■ To be done:
**1)** In the Kerberos article below, at what distance from Kerberos was New Horizons when it took the pictures combined into the image?
**2)** List every organization named in the Kerberos article below.

■ Text section:
════════

Last of Pluto’s moons — mysterious Kerberos — revealed by New Horizons

Pluto’s moon Kerberos appears to be smaller than scientists expected and has a highly reflective surface, which suggests it’s coated with relatively clean water ice.
By , and | Published: October 23, 2015 | Last updated on May 18, 2023

Kerberos, a moon of Pluto
This image of Kerberos was created by combining four individual Long Range Reconnaissance Imager (LORRI) pictures taken on July 14, approximately seven hours before New Horizons’ closest approach to Pluto, at a range of 245,600 miles (396,100 kilometers) from Kerberos. The image was deconvolved to recover the highest possible spatial resolution and oversampled by a factor of eight to reduce pixilation effects. Kerberos appears to have a double-lobed shape, approximately 7.4 miles (12km) across in its long dimension and 2.8 miles (4.5km) in its shortest dimension.
NASA/Johns Hopkins University Applied Physics Laboratory/Southwest Research Institute
Images of Pluto’s tiny moon Kerberos taken by NASA’s New Horizons spacecraft — and just sent back to Earth this week — complete the family portrait of Pluto’s moons.

Kerberos appears to be smaller than scientists expected and has a highly reflective surface, counter to predictions prior to the Pluto flyby in July. “Once again, the Pluto system has surprised us,” said Hal Weaver from the Johns Hopkins University Applied Physics Laboratory in Laurel, Maryland.

════════

[Element location data]
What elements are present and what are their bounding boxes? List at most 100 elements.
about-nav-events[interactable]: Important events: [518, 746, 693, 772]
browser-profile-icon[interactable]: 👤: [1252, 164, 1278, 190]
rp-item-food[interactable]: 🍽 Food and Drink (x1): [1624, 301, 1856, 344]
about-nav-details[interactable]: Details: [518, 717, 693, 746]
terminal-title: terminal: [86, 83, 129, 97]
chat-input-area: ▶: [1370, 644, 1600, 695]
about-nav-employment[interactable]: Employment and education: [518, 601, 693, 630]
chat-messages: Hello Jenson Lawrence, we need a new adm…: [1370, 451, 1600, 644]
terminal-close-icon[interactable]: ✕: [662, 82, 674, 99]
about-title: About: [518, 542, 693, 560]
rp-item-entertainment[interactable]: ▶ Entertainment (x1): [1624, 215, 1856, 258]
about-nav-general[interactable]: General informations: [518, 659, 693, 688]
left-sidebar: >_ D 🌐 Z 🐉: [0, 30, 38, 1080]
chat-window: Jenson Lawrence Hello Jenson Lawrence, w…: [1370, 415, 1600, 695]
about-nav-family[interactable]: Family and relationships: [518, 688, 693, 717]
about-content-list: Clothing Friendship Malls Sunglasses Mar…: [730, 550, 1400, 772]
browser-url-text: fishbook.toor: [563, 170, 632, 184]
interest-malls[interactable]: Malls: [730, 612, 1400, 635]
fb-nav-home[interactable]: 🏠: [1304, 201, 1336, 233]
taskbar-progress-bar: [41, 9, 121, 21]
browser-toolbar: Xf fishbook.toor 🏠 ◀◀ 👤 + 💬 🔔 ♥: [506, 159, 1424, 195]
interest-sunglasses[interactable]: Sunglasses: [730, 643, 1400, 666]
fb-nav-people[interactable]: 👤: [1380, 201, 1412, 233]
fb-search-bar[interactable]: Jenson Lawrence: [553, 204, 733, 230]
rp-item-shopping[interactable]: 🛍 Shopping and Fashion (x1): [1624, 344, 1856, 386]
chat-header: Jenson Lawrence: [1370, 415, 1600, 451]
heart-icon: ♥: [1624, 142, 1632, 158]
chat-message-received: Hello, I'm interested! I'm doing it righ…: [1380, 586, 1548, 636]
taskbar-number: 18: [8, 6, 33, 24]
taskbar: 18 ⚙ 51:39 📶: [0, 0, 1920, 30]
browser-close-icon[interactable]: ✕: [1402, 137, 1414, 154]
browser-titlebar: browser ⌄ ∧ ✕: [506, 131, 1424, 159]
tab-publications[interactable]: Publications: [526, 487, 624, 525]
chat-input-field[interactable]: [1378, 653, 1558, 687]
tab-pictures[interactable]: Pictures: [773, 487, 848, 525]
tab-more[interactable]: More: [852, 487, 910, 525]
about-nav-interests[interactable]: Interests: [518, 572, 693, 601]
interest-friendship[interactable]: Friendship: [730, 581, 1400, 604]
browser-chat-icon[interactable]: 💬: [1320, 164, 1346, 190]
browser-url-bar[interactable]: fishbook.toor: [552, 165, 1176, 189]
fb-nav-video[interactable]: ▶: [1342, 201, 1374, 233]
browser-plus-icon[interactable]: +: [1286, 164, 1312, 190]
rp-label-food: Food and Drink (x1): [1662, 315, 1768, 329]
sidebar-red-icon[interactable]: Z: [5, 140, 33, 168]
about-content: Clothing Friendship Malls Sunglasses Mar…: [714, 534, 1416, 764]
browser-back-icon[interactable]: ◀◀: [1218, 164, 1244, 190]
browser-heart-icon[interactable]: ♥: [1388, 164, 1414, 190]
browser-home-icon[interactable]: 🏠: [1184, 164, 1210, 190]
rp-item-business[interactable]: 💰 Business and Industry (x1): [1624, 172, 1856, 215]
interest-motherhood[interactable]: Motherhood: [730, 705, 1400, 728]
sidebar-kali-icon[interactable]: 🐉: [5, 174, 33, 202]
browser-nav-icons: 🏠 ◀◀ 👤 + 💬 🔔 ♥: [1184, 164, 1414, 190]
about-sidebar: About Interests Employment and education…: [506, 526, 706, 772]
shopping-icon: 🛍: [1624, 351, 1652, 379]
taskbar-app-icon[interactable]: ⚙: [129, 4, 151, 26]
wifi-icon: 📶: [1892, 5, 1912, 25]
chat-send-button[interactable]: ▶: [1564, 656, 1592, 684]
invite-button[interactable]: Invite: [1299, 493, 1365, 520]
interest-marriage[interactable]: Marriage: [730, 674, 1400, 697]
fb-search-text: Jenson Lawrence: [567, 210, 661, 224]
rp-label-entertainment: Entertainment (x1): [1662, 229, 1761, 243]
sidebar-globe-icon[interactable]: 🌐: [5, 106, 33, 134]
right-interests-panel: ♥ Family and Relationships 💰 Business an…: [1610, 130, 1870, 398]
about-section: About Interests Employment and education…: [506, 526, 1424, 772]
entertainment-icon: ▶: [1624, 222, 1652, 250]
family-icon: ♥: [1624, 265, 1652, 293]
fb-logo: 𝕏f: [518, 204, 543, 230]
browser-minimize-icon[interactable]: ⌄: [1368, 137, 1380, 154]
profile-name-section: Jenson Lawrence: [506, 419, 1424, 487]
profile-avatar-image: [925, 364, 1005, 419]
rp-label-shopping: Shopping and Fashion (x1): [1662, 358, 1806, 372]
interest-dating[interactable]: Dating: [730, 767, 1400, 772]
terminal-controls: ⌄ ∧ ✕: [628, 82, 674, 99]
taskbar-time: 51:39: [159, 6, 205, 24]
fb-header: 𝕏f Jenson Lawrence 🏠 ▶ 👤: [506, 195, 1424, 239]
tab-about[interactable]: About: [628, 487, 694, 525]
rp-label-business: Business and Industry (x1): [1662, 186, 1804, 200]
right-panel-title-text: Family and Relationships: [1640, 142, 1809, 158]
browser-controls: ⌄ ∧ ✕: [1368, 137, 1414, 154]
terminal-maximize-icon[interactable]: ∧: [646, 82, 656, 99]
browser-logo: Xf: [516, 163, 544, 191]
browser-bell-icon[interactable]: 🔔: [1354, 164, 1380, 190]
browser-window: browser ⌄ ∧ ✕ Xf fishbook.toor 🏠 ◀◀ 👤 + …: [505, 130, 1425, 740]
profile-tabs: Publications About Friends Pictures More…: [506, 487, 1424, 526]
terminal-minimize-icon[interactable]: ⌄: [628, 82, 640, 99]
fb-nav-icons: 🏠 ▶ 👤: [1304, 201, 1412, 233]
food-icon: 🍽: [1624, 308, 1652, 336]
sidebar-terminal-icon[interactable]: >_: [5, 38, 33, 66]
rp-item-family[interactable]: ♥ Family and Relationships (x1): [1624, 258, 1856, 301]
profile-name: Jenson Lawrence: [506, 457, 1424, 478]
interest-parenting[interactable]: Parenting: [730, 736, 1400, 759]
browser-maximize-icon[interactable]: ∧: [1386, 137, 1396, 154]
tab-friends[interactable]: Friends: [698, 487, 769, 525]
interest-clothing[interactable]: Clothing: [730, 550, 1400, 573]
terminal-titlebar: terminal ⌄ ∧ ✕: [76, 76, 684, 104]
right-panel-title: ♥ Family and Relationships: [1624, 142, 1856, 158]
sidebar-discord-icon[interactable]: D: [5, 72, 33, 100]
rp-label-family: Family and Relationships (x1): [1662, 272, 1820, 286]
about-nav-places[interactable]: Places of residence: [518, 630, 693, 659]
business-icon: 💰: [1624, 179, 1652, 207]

════════

■ Task responses:
**1)** 245,600 miles (396,100 kilometers)

**2)** NASA, Johns Hopkins University Applied Physics Laboratory, Southwest Research Institute